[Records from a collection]
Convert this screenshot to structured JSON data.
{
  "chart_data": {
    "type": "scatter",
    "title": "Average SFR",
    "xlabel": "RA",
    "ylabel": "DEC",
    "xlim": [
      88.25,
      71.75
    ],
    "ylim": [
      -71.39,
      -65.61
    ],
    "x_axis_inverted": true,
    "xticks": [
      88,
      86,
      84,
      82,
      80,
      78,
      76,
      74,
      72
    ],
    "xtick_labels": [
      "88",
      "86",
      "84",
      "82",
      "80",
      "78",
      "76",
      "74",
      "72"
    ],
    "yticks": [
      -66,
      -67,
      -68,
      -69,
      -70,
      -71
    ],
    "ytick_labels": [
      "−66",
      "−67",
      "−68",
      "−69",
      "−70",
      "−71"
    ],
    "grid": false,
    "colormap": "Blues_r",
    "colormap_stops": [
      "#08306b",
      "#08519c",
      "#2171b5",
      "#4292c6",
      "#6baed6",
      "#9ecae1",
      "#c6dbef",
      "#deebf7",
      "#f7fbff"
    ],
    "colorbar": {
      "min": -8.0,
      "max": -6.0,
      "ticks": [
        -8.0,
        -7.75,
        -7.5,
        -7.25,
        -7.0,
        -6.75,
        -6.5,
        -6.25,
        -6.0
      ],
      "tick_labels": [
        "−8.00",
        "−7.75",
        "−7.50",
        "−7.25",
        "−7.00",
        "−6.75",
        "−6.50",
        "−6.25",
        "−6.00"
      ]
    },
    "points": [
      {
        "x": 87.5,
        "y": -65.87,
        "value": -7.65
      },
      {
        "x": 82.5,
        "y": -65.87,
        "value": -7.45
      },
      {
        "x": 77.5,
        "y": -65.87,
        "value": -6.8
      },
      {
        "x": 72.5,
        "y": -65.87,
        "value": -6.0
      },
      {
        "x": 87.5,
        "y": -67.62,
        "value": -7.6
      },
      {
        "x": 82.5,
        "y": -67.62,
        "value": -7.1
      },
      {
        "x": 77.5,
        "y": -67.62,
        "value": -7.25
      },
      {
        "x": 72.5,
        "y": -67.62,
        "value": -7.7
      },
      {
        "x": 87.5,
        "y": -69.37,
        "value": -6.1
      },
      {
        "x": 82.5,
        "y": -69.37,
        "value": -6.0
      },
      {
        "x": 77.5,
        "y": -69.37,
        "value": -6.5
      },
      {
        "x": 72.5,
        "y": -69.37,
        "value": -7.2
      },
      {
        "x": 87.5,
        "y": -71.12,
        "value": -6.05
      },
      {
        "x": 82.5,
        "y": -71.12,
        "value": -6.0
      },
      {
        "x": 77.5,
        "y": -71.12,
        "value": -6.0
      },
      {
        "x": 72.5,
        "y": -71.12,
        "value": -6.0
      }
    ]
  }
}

▶ [DIRECTIVE]:
Extract every record and return it verbatim.

▶ [COMPLETED TASK]:
Convert this screenshot to structured JSON data.
{
  "chart_data": {
    "type": "scatter",
    "title": "Average SFR",
    "xlabel": "RA",
    "ylabel": "DEC",
    "xlim": [
      88.25,
      71.75
    ],
    "ylim": [
      -71.39,
      -65.61
    ],
    "x_axis_inverted": true,
    "xticks": [
      88,
      86,
      84,
      82,
      80,
      78,
      76,
      74,
      72
    ],
    "xtick_labels": [
      "88",
      "86",
      "84",
      "82",
      "80",
      "78",
      "76",
      "74",
      "72"
    ],
    "yticks": [
      -66,
      -67,
      -68,
      -69,
      -70,
      -71
    ],
    "ytick_labels": [
      "−66",
      "−67",
      "−68",
      "−69",
      "−70",
      "−71"
    ],
    "grid": false,
    "colormap": "Blues_r",
    "colormap_stops": [
      "#08306b",
      "#08519c",
      "#2171b5",
      "#4292c6",
      "#6baed6",
      "#9ecae1",
      "#c6dbef",
      "#deebf7",
      "#f7fbff"
    ],
    "colorbar": {
      "min": -8.0,
      "max": -6.0,
      "ticks": [
        -8.0,
        -7.75,
        -7.5,
        -7.25,
        -7.0,
        -6.75,
        -6.5,
        -6.25,
        -6.0
      ],
      "tick_labels": [
        "−8.00",
        "−7.75",
        "−7.50",
        "−7.25",
        "−7.00",
        "−6.75",
        "−6.50",
        "−6.25",
        "−6.00"
      ]
    },
    "points": [
      {
        "x": 87.5,
        "y": -65.87,
        "value": -7.65
      },
      {
        "x": 82.5,
        "y": -65.87,
        "value": -7.45
      },
      {
        "x": 77.5,
        "y": -65.87,
        "value": -6.8
      },
      {
        "x": 72.5,
        "y": -65.87,
        "value": -6.0
      },
      {
        "x": 87.5,
        "y": -67.62,
        "value": -7.6
      },
      {
        "x": 82.5,
        "y": -67.62,
        "value": -7.1
      },
      {
        "x": 77.5,
        "y": -67.62,
        "value": -7.25
      },
      {
        "x": 72.5,
        "y": -67.62,
        "value": -7.7
      },
      {
        "x": 87.5,
        "y": -69.37,
        "value": -6.1
      },
      {
        "x": 82.5,
        "y": -69.37,
        "value": -6.0
      },
      {
        "x": 77.5,
        "y": -69.37,
        "value": -6.5
      },
      {
        "x": 72.5,
        "y": -69.37,
        "value": -7.2
      },
      {
        "x": 87.5,
        "y": -71.12,
        "value": -6.05
      },
      {
        "x": 82.5,
        "y": -71.12,
        "value": -6.0
      },
      {
        "x": 77.5,
        "y": -71.12,
        "value": -6.0
      },
      {
        "x": 72.5,
        "y": -71.12,
        "value": -6.0
      }
    ]
  }
}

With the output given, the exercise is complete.